* Start Records for the exercise *

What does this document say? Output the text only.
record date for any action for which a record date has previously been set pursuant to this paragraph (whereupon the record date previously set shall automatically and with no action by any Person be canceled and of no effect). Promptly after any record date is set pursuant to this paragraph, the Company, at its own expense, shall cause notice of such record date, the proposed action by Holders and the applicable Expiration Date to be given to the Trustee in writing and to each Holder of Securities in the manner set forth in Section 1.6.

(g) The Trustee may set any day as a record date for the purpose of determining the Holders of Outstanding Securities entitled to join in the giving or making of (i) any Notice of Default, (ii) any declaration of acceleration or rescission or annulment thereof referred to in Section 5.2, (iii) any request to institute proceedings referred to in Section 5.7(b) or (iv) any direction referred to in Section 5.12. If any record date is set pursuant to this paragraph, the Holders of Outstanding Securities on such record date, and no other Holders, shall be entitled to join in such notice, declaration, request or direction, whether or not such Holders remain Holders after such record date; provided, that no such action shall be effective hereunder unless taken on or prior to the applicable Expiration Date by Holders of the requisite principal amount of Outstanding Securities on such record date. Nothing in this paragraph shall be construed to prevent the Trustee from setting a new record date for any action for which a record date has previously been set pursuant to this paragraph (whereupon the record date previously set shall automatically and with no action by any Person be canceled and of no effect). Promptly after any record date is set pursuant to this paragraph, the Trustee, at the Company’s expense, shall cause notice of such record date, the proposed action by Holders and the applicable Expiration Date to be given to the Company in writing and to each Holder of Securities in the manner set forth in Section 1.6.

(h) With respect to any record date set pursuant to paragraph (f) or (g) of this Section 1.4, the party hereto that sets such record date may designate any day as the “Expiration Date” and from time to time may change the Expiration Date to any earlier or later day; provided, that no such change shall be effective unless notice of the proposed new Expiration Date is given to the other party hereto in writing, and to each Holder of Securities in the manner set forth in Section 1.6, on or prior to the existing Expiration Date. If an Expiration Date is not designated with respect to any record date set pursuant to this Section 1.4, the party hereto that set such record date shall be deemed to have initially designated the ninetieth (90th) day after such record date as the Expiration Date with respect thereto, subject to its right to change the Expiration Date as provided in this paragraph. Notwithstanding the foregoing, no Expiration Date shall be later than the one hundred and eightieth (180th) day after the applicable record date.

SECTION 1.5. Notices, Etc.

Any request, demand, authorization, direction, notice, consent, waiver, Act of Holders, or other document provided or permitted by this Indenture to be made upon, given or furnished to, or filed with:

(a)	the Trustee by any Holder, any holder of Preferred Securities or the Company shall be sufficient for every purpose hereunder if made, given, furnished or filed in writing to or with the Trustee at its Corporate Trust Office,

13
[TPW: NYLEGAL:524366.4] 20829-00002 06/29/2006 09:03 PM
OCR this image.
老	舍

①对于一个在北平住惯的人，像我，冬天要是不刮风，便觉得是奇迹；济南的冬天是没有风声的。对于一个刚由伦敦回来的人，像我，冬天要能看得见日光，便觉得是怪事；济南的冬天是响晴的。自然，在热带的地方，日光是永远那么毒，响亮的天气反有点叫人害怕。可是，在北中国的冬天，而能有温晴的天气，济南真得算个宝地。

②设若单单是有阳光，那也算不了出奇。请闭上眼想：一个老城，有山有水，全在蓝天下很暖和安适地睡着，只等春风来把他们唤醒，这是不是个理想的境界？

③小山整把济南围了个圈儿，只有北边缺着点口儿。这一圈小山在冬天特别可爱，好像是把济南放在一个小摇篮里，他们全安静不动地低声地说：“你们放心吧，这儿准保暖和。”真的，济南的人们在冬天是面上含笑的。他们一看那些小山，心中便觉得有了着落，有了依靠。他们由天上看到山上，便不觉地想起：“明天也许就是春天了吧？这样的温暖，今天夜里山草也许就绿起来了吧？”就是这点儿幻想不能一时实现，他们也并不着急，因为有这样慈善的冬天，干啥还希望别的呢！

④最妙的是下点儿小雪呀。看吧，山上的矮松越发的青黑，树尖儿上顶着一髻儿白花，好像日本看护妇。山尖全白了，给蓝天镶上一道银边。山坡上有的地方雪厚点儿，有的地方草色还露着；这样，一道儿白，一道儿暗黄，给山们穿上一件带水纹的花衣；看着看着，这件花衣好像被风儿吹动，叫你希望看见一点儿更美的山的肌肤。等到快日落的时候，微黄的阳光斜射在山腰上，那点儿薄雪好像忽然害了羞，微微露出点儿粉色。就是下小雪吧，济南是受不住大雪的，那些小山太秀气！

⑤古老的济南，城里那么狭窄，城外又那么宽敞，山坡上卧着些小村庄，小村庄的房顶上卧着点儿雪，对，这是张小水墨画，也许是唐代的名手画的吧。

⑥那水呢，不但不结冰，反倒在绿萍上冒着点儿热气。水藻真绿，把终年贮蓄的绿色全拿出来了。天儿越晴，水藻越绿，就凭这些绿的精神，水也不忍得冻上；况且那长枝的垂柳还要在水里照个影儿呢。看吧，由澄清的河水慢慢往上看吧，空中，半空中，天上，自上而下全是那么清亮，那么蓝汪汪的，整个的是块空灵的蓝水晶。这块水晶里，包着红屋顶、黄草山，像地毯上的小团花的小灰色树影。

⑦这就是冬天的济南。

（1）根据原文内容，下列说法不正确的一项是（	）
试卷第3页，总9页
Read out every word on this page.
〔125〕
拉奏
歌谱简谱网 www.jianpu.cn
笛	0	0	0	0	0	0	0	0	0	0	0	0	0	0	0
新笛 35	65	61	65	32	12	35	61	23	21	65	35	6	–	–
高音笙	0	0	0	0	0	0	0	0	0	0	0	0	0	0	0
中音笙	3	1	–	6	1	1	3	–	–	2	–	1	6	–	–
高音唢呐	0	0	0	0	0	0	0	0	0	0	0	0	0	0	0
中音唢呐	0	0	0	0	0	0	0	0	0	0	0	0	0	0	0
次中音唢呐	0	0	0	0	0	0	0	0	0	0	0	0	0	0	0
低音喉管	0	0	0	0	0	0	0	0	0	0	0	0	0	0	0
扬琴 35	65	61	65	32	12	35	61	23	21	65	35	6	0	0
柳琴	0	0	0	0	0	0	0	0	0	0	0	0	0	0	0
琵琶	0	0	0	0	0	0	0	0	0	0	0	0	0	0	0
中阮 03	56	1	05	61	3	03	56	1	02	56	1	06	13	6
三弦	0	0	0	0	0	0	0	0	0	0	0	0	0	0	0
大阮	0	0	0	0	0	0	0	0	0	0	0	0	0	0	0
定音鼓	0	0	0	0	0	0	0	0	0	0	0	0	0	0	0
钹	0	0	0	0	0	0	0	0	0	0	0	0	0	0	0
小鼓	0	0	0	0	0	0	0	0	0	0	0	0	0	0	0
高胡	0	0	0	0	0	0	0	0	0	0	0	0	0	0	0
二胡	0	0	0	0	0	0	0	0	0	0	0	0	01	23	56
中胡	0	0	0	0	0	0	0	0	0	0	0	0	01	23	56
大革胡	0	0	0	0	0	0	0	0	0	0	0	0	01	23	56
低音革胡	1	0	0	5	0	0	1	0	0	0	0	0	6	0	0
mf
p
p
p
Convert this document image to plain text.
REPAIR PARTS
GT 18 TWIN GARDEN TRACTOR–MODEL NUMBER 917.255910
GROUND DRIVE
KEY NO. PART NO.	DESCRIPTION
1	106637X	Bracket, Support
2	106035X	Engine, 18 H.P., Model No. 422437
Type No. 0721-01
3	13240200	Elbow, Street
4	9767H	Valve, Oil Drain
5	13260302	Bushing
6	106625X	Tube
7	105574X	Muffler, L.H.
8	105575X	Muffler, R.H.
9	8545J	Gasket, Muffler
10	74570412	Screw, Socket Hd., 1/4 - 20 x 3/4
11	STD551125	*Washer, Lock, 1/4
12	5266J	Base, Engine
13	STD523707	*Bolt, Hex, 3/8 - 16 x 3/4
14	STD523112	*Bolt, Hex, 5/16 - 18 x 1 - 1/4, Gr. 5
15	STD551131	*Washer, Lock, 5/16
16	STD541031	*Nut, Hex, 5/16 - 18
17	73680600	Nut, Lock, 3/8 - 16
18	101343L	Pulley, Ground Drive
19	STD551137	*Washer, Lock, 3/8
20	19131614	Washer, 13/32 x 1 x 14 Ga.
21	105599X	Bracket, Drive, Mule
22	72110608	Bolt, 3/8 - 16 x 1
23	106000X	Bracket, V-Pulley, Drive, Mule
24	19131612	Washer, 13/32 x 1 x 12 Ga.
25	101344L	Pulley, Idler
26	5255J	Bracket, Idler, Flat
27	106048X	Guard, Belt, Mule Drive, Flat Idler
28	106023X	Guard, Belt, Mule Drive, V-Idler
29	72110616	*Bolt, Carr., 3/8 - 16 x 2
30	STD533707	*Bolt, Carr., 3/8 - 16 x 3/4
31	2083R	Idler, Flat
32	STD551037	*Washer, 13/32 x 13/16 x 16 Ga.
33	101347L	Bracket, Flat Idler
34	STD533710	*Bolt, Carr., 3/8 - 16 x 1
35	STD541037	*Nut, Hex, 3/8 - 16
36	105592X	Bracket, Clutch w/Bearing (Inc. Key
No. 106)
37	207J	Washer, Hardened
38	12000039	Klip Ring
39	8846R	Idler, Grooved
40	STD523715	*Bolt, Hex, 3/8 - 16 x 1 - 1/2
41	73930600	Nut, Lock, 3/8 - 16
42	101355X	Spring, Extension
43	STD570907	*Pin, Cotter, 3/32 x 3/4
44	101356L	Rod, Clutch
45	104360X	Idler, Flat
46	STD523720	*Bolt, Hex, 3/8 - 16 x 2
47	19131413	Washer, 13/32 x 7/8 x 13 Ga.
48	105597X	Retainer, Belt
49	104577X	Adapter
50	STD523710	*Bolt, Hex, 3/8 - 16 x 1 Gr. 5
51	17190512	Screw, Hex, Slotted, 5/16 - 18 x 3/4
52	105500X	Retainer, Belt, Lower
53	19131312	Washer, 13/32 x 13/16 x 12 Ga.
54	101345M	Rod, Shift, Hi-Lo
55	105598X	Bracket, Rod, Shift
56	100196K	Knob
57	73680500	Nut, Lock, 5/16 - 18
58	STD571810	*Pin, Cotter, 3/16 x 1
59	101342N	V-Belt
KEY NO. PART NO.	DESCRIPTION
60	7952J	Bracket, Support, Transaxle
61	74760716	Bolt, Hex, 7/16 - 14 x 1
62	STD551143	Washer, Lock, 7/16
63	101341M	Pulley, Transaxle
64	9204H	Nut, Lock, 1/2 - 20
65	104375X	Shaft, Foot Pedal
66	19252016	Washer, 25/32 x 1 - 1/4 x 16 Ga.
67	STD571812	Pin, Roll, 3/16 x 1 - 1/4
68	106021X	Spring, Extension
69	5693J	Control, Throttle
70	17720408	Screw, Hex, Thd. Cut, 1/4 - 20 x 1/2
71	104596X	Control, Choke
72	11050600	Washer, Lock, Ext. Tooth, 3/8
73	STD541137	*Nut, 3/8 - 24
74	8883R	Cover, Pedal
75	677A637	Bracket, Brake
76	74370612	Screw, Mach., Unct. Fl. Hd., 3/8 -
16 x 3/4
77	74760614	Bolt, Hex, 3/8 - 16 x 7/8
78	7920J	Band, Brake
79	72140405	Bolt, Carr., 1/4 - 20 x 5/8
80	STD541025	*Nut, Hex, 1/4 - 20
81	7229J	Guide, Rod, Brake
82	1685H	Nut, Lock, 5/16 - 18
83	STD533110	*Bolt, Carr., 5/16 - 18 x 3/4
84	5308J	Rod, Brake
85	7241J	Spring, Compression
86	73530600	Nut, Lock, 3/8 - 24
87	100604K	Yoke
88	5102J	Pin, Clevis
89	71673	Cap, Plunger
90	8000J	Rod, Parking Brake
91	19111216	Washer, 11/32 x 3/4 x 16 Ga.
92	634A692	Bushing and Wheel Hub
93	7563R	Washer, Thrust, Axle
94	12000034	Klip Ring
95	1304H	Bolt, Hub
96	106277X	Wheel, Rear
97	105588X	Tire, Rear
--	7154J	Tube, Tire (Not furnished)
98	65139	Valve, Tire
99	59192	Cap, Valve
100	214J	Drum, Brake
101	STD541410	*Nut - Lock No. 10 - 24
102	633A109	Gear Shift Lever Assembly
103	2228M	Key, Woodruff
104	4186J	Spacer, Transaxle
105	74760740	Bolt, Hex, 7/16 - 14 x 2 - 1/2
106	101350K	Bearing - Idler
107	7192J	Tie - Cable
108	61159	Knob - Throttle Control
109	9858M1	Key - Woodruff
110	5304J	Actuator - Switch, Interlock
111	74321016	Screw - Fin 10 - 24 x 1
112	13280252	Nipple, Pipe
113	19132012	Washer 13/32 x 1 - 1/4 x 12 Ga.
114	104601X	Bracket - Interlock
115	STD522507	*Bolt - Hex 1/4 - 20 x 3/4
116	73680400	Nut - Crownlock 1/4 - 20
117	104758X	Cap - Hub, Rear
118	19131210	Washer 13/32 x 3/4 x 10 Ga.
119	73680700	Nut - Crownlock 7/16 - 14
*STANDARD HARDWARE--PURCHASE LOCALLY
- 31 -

* End Records for the exercise *

*What to do*.
Show every line of the records above that contains the word "Screw".

*Output*.
10	74570412	Screw, Socket Hd., 1/4 - 20 x 3/4
51	17190512	Screw, Hex, Slotted, 5/16 - 18 x 3/4
70	17720408	Screw, Hex, Thd. Cut, 1/4 - 20 x 1/2
76	74370612	Screw, Mach., Unct. Fl. Hd., 3/8 -
111	74321016	Screw - Fin 10 - 24 x 1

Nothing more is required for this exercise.